[Stored data]
--- START ---
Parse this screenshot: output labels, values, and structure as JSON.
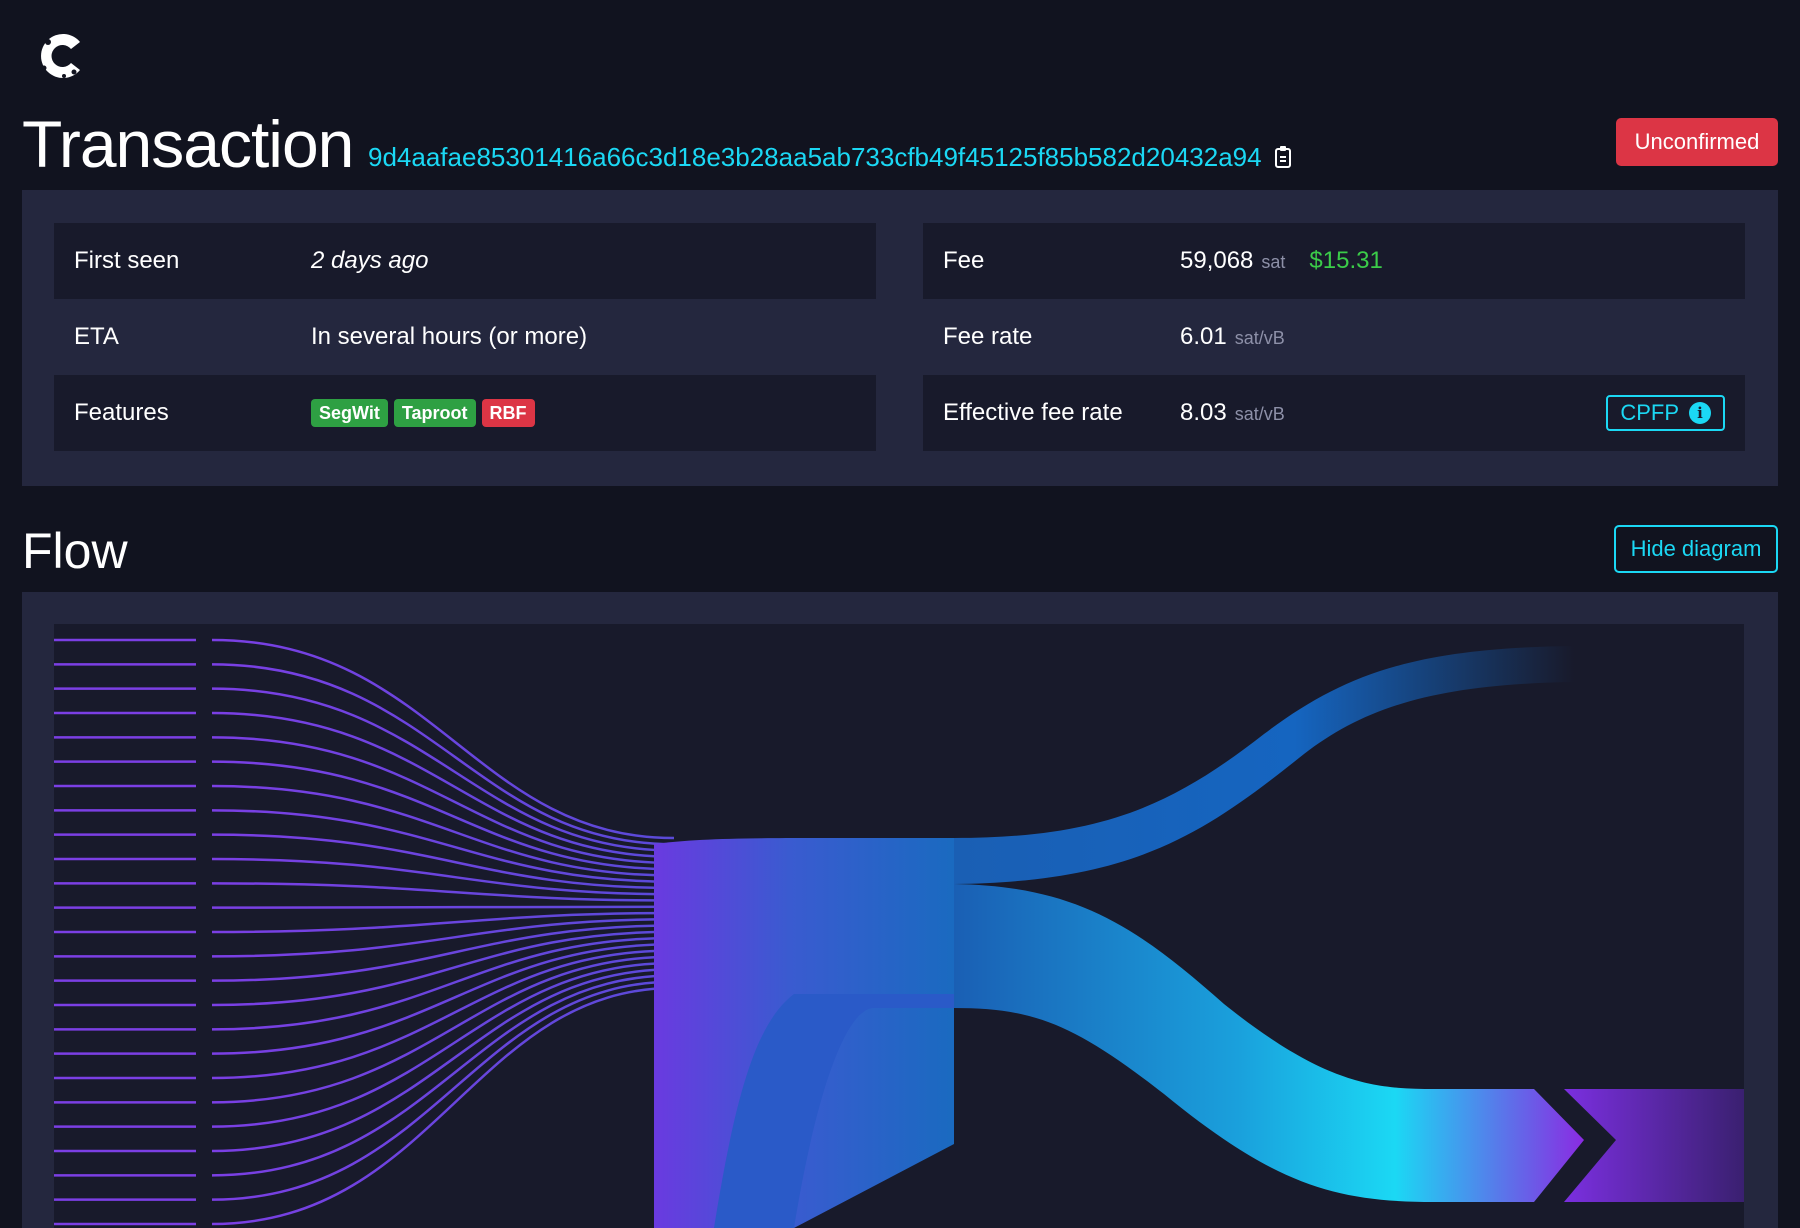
{
  "header": {
    "logo_icon": "mempool-logo-icon",
    "title": "Transaction",
    "txid": "9d4aafae85301416a66c3d18e3b28aa5ab733cfb49f45125f85b582d20432a94",
    "copy_icon": "clipboard-icon",
    "status": "Unconfirmed",
    "status_color": "#dc3545"
  },
  "details": {
    "left": [
      {
        "label": "First seen",
        "value": "2 days ago"
      },
      {
        "label": "ETA",
        "value": "In several hours (or more)"
      },
      {
        "label": "Features",
        "badges": [
          {
            "text": "SegWit",
            "color": "#2ea043"
          },
          {
            "text": "Taproot",
            "color": "#2ea043"
          },
          {
            "text": "RBF",
            "color": "#dc3545"
          }
        ]
      }
    ],
    "right": [
      {
        "label": "Fee",
        "value": "59,068",
        "unit": "sat",
        "fiat": "$15.31"
      },
      {
        "label": "Fee rate",
        "value": "6.01",
        "unit": "sat/vB"
      },
      {
        "label": "Effective fee rate",
        "value": "8.03",
        "unit": "sat/vB",
        "button": "CPFP",
        "button_icon": "info-icon"
      }
    ]
  },
  "flow": {
    "title": "Flow",
    "hide_label": "Hide diagram",
    "input_count": 25,
    "accent_colors": {
      "input": "#7b3fe4",
      "mid": "#1a5fb4",
      "output": "#1bd8f4",
      "change": "#8a2be2"
    }
  }
}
--- END ---
Required work - Without including any picture, retype the entries exactly.

Reply -
Parse this screenshot: output labels, values, and structure as JSON.
{
  "header": {
    "logo_icon": "mempool-logo-icon",
    "title": "Transaction",
    "txid": "9d4aafae85301416a66c3d18e3b28aa5ab733cfb49f45125f85b582d20432a94",
    "copy_icon": "clipboard-icon",
    "status": "Unconfirmed",
    "status_color": "#dc3545"
  },
  "details": {
    "left": [
      {
        "label": "First seen",
        "value": "2 days ago"
      },
      {
        "label": "ETA",
        "value": "In several hours (or more)"
      },
      {
        "label": "Features",
        "badges": [
          {
            "text": "SegWit",
            "color": "#2ea043"
          },
          {
            "text": "Taproot",
            "color": "#2ea043"
          },
          {
            "text": "RBF",
            "color": "#dc3545"
          }
        ]
      }
    ],
    "right": [
      {
        "label": "Fee",
        "value": "59,068",
        "unit": "sat",
        "fiat": "$15.31"
      },
      {
        "label": "Fee rate",
        "value": "6.01",
        "unit": "sat/vB"
      },
      {
        "label": "Effective fee rate",
        "value": "8.03",
        "unit": "sat/vB",
        "button": "CPFP",
        "button_icon": "info-icon"
      }
    ]
  },
  "flow": {
    "title": "Flow",
    "hide_label": "Hide diagram",
    "input_count": 25,
    "accent_colors": {
      "input": "#7b3fe4",
      "mid": "#1a5fb4",
      "output": "#1bd8f4",
      "change": "#8a2be2"
    }
  }
}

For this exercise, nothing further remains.